**Task instructions:** Write out all of the data exactly as it appears.

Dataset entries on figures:
##########
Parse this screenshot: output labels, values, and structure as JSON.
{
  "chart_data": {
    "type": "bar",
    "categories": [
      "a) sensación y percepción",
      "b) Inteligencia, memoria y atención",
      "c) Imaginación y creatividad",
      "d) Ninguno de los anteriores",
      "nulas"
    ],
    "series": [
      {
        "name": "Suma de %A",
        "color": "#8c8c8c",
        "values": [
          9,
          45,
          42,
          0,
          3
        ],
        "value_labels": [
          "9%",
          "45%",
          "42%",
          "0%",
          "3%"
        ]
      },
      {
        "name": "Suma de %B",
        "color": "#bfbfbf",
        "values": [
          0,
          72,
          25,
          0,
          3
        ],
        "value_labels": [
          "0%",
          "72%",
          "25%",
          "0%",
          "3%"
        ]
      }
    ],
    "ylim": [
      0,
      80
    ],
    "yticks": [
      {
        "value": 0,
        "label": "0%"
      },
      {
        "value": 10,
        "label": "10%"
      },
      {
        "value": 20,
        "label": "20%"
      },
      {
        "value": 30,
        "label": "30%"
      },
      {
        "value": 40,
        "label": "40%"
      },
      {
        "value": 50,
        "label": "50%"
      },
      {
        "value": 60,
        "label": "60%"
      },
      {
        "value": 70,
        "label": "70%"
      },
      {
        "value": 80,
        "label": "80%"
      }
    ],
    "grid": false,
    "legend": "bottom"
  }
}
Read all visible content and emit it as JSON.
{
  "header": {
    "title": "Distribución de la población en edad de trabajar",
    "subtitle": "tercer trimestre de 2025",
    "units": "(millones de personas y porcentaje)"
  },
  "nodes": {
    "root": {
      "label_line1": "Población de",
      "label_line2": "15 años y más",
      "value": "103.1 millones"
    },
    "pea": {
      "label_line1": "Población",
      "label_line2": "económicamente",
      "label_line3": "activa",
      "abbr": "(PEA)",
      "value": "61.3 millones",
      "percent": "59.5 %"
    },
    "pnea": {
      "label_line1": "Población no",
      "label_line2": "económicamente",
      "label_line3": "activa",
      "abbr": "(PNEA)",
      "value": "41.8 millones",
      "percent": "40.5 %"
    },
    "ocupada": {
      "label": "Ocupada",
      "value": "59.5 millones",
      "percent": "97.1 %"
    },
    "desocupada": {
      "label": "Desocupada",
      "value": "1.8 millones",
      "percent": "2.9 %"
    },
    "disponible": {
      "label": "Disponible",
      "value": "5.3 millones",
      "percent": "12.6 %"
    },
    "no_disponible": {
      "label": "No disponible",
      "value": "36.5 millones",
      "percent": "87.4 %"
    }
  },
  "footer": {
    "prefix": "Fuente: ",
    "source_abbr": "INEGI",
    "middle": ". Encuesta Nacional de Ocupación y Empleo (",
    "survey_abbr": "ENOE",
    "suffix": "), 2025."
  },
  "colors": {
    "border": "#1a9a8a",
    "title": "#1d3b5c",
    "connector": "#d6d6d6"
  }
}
##########
**Solved exercise:**
Parse this screenshot: output labels, values, and structure as JSON.
{
  "chart_data": {
    "type": "bar",
    "categories": [
      "a) sensación y percepción",
      "b) Inteligencia, memoria y atención",
      "c) Imaginación y creatividad",
      "d) Ninguno de los anteriores",
      "nulas"
    ],
    "series": [
      {
        "name": "Suma de %A",
        "color": "#8c8c8c",
        "values": [
          9,
          45,
          42,
          0,
          3
        ],
        "value_labels": [
          "9%",
          "45%",
          "42%",
          "0%",
          "3%"
        ]
      },
      {
        "name": "Suma de %B",
        "color": "#bfbfbf",
        "values": [
          0,
          72,
          25,
          0,
          3
        ],
        "value_labels": [
          "0%",
          "72%",
          "25%",
          "0%",
          "3%"
        ]
      }
    ],
    "ylim": [
      0,
      80
    ],
    "yticks": [
      {
        "value": 0,
        "label": "0%"
      },
      {
        "value": 10,
        "label": "10%"
      },
      {
        "value": 20,
        "label": "20%"
      },
      {
        "value": 30,
        "label": "30%"
      },
      {
        "value": 40,
        "label": "40%"
      },
      {
        "value": 50,
        "label": "50%"
      },
      {
        "value": 60,
        "label": "60%"
      },
      {
        "value": 70,
        "label": "70%"
      },
      {
        "value": 80,
        "label": "80%"
      }
    ],
    "grid": false,
    "legend": "bottom"
  }
}
Read all visible content and emit it as JSON.
{
  "header": {
    "title": "Distribución de la población en edad de trabajar",
    "subtitle": "tercer trimestre de 2025",
    "units": "(millones de personas y porcentaje)"
  },
  "nodes": {
    "root": {
      "label_line1": "Población de",
      "label_line2": "15 años y más",
      "value": "103.1 millones"
    },
    "pea": {
      "label_line1": "Población",
      "label_line2": "económicamente",
      "label_line3": "activa",
      "abbr": "(PEA)",
      "value": "61.3 millones",
      "percent": "59.5 %"
    },
    "pnea": {
      "label_line1": "Población no",
      "label_line2": "económicamente",
      "label_line3": "activa",
      "abbr": "(PNEA)",
      "value": "41.8 millones",
      "percent": "40.5 %"
    },
    "ocupada": {
      "label": "Ocupada",
      "value": "59.5 millones",
      "percent": "97.1 %"
    },
    "desocupada": {
      "label": "Desocupada",
      "value": "1.8 millones",
      "percent": "2.9 %"
    },
    "disponible": {
      "label": "Disponible",
      "value": "5.3 millones",
      "percent": "12.6 %"
    },
    "no_disponible": {
      "label": "No disponible",
      "value": "36.5 millones",
      "percent": "87.4 %"
    }
  },
  "footer": {
    "prefix": "Fuente: ",
    "source_abbr": "INEGI",
    "middle": ". Encuesta Nacional de Ocupación y Empleo (",
    "survey_abbr": "ENOE",
    "suffix": "), 2025."
  },
  "colors": {
    "border": "#1a9a8a",
    "title": "#1d3b5c",
    "connector": "#d6d6d6"
  }
}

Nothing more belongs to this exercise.